## [Input rows]
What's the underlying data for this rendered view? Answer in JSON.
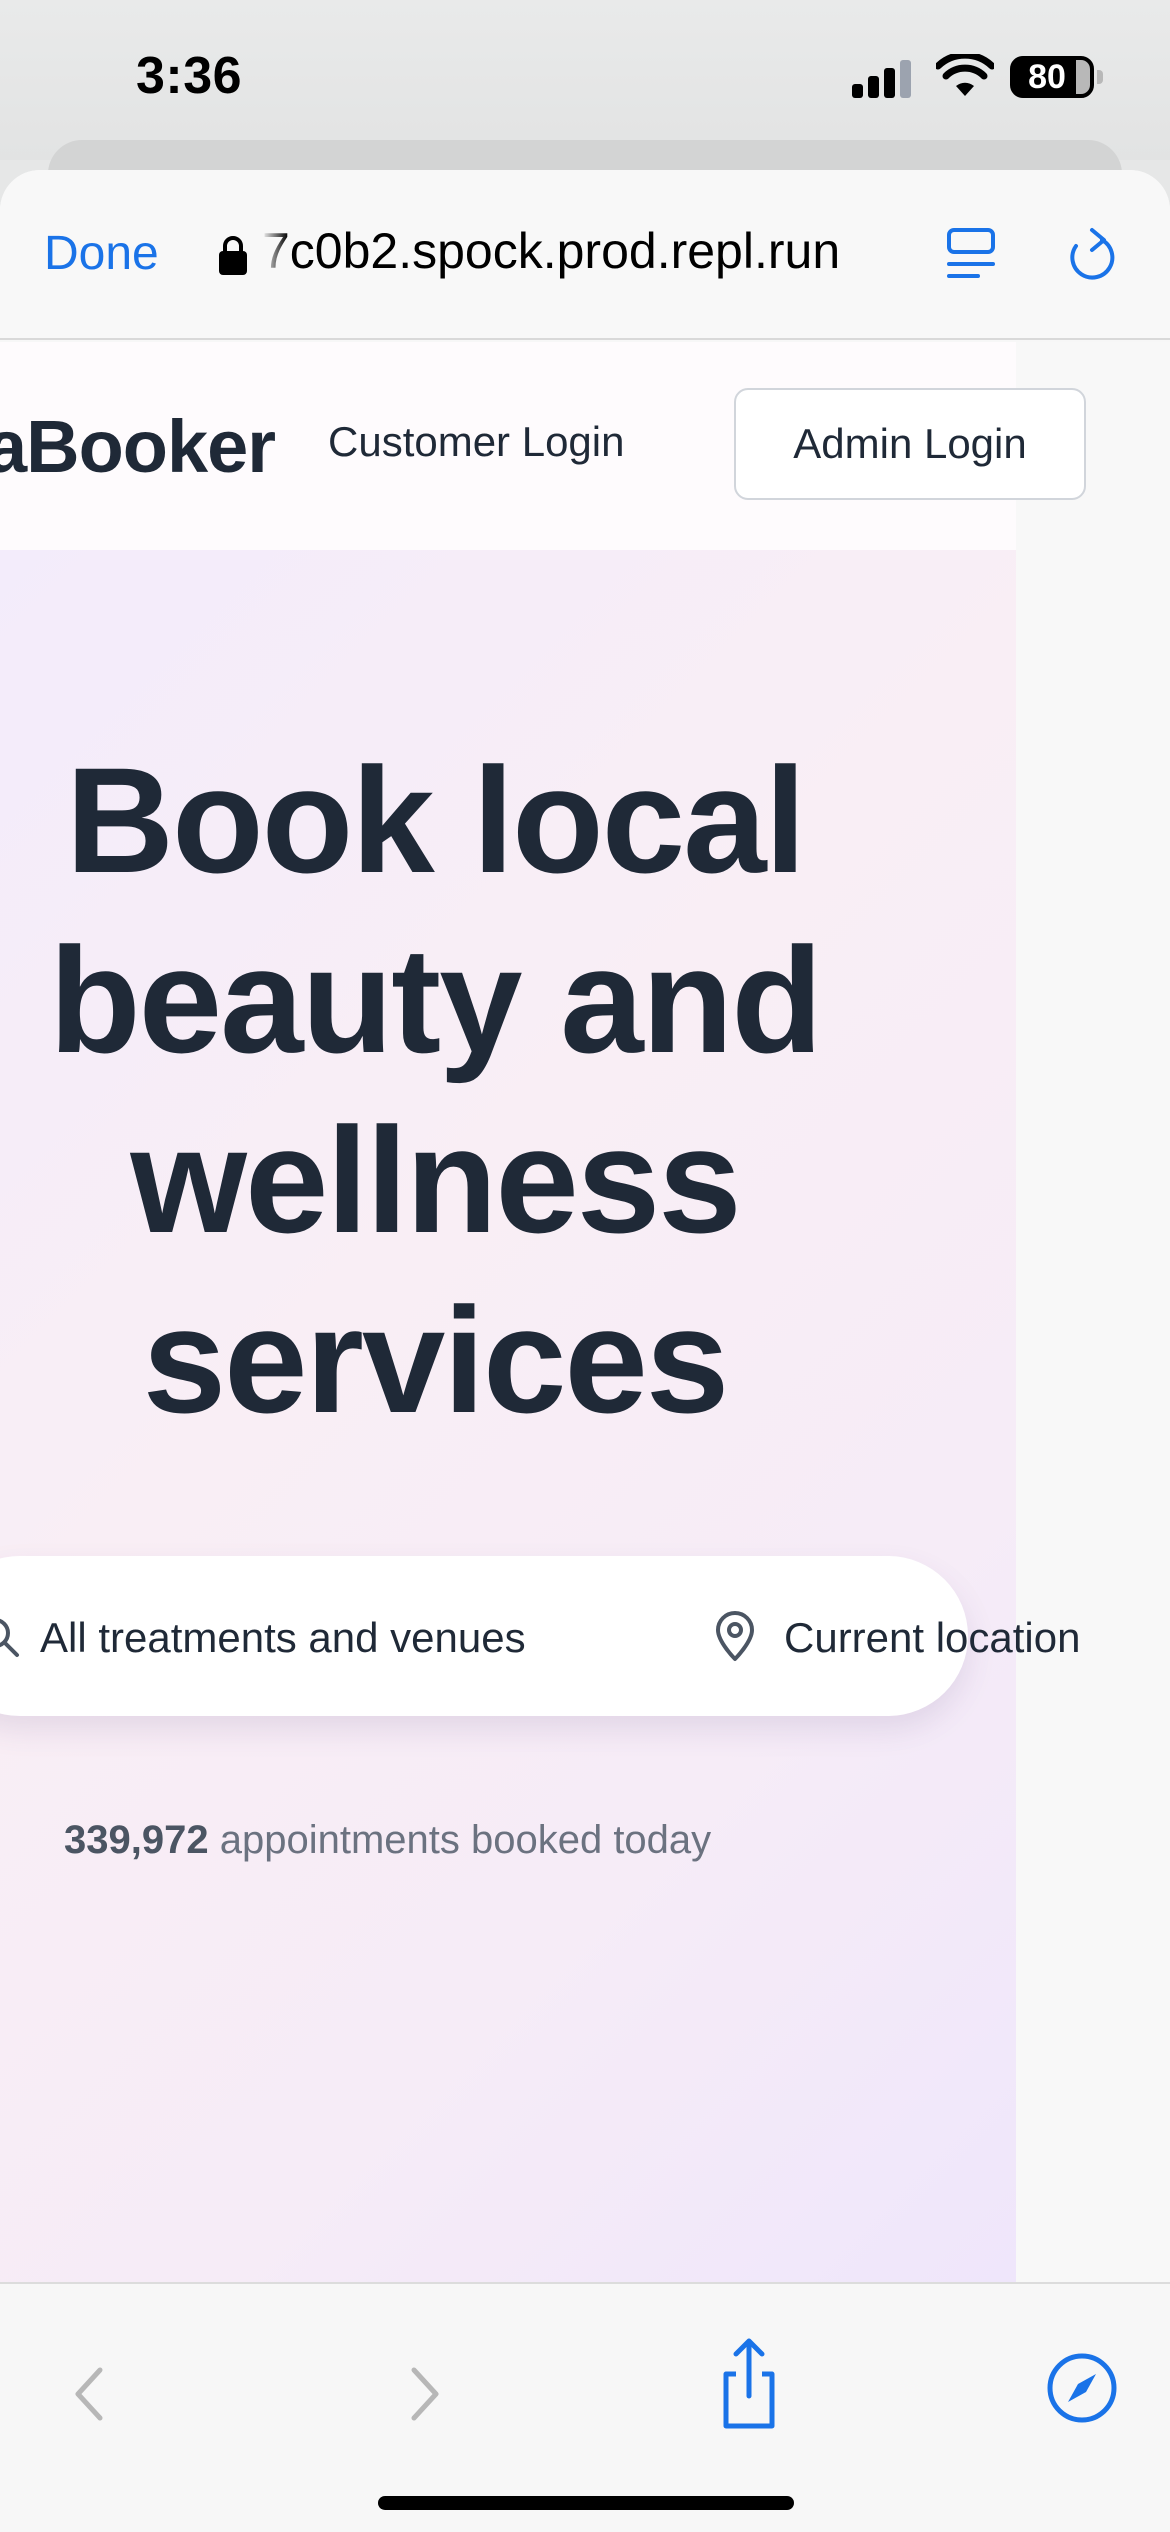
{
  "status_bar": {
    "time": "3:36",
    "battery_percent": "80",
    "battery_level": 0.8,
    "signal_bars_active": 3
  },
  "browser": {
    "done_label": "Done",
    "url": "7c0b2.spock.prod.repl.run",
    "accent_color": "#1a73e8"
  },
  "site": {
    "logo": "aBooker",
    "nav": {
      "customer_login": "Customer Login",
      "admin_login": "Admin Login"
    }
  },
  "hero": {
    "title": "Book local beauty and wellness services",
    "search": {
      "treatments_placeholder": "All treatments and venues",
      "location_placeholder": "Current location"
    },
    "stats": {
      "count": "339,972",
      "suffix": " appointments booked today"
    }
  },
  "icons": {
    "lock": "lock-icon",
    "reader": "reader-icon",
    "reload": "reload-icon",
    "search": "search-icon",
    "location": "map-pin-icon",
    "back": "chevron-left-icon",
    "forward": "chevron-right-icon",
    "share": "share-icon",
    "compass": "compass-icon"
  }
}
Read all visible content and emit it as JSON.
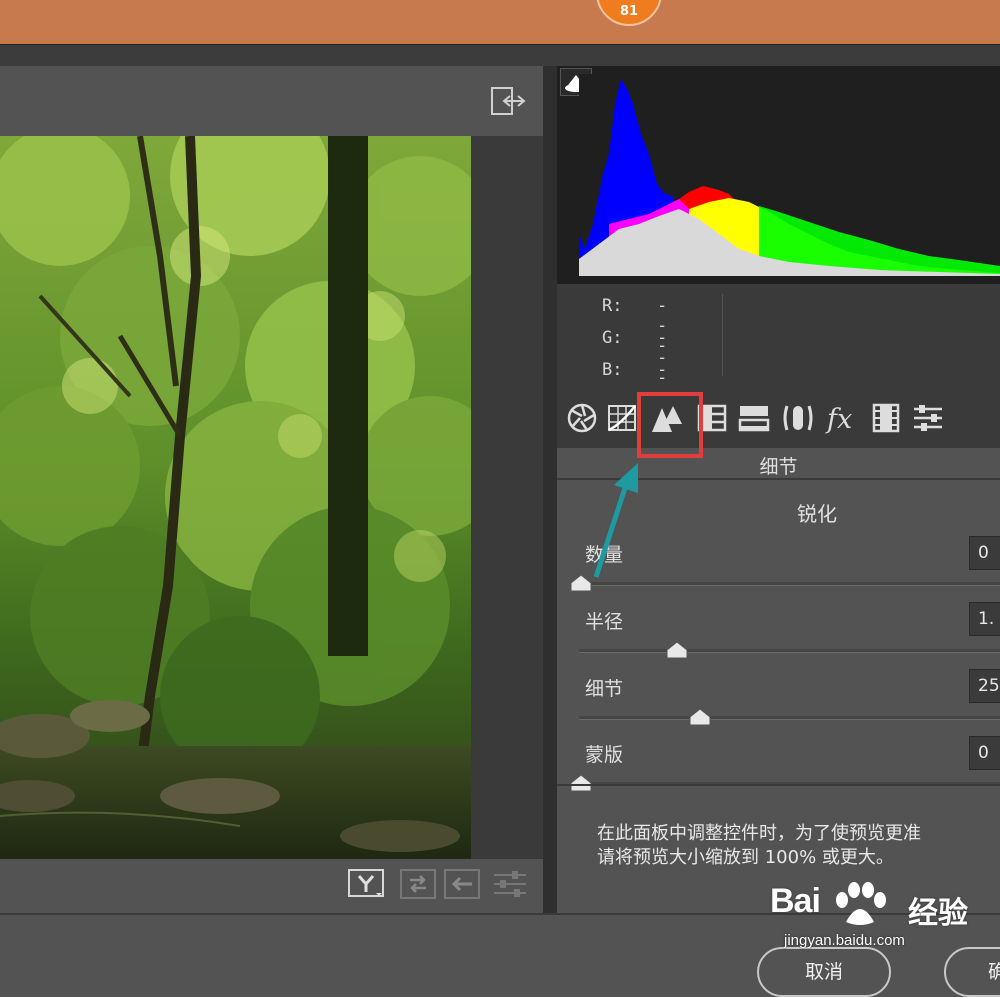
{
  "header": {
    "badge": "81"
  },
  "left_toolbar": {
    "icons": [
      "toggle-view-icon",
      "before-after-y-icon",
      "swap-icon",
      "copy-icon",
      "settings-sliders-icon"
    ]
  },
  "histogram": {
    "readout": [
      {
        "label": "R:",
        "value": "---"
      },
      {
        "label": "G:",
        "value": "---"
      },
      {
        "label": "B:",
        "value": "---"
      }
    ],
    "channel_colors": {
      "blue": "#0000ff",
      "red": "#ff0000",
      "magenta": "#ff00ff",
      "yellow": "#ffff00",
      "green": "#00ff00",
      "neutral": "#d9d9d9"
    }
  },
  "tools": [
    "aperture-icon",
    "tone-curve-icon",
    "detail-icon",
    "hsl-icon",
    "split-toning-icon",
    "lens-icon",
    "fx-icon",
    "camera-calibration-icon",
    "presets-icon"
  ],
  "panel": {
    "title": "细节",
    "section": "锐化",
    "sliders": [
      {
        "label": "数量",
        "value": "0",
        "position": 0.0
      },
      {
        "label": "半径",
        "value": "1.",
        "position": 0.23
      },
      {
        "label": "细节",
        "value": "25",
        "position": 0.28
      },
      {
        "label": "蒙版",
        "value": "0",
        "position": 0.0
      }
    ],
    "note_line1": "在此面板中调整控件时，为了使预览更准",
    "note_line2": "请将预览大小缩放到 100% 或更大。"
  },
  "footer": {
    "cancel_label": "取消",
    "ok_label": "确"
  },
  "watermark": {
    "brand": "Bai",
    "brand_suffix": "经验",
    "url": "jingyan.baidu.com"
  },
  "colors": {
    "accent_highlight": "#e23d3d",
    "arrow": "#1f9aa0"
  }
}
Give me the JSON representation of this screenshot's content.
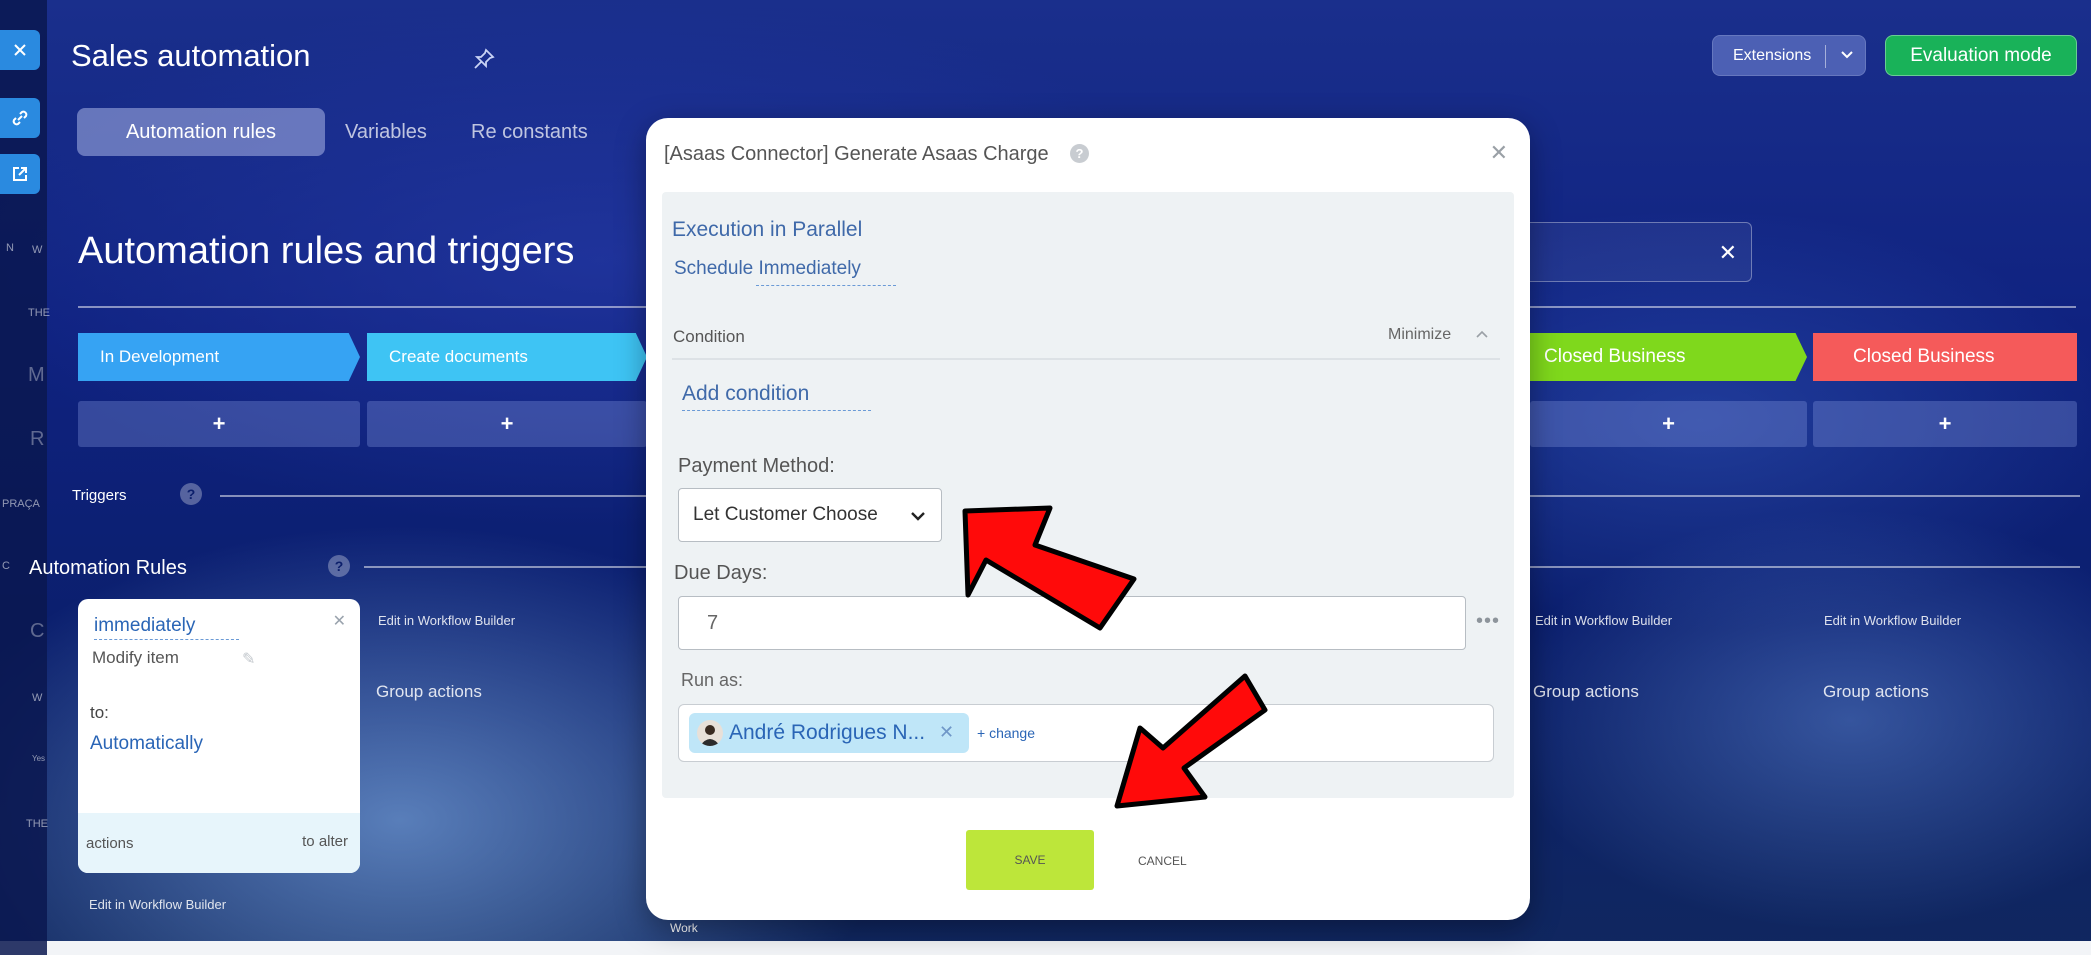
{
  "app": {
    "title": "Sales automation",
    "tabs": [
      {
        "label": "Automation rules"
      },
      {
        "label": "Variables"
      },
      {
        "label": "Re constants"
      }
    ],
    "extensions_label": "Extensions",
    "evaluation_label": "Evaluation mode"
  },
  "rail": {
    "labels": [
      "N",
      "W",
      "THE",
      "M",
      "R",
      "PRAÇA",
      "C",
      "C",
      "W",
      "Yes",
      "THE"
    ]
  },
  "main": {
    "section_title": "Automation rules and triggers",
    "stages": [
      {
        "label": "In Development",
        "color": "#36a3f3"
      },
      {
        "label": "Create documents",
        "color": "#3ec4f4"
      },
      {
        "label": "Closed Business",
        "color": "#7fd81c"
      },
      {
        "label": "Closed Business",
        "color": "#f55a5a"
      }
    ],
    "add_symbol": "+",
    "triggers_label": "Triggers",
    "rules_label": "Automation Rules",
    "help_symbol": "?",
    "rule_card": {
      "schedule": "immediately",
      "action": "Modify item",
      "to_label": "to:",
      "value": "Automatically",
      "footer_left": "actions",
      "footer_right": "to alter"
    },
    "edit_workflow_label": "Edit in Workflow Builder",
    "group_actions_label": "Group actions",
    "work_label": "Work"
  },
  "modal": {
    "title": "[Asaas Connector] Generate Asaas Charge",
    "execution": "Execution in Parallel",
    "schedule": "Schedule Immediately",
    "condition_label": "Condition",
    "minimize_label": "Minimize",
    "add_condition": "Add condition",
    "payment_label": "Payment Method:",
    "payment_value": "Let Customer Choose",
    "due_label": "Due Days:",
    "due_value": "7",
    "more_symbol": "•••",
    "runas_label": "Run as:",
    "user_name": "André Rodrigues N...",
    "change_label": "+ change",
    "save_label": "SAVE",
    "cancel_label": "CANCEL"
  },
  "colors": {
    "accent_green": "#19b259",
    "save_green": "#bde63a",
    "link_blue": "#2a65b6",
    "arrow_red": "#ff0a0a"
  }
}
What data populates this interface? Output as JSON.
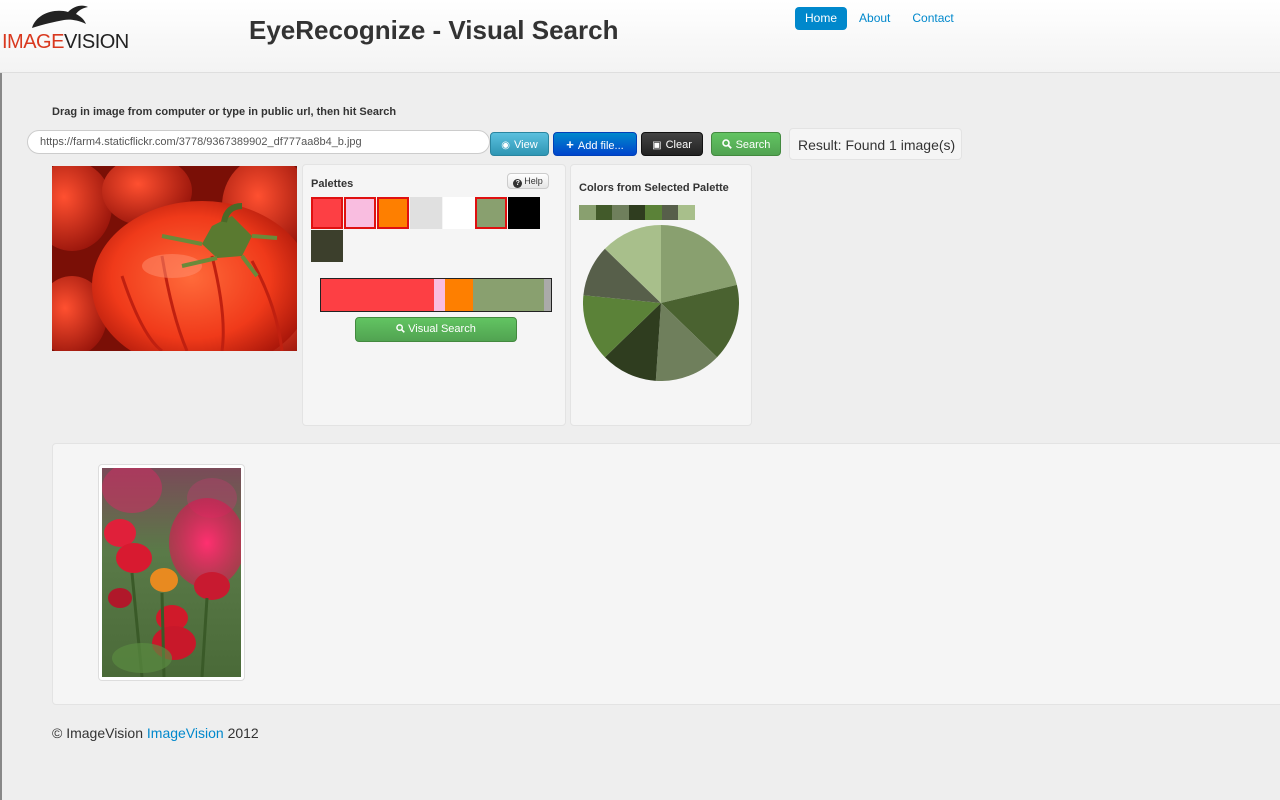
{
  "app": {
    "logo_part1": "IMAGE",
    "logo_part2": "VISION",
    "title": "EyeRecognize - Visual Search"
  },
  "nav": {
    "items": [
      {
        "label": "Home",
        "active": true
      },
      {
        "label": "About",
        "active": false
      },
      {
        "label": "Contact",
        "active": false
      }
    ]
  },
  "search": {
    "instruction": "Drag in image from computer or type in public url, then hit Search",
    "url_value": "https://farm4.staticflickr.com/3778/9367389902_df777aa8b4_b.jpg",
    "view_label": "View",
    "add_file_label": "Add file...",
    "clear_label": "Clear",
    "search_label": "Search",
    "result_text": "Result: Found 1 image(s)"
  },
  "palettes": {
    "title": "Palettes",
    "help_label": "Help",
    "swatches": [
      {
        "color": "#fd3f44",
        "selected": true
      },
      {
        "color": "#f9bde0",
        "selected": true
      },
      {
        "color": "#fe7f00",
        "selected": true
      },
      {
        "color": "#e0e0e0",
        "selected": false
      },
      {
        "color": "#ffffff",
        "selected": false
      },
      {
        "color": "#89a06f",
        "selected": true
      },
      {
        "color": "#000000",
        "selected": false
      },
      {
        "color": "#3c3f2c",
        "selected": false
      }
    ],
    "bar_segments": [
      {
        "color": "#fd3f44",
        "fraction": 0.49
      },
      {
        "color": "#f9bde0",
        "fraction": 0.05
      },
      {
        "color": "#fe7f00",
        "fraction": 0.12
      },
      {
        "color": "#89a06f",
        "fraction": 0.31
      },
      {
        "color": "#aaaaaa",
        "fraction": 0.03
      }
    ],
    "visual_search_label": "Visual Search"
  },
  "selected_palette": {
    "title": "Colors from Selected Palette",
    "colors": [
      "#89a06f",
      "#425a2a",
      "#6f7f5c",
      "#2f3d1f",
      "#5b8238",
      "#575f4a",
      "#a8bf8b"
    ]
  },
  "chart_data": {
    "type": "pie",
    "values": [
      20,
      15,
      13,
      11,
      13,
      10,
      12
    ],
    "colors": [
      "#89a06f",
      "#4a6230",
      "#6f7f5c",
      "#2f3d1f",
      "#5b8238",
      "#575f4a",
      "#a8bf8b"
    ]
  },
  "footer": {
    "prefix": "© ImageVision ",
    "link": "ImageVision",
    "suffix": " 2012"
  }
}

## [Directions for this task]
Scan the material above for the string "What" and return the lines that hold it.

## [Completed task]
What's the underlying data for this rendered view? Answer in JSON.
What data populates this interface? Output as JSON.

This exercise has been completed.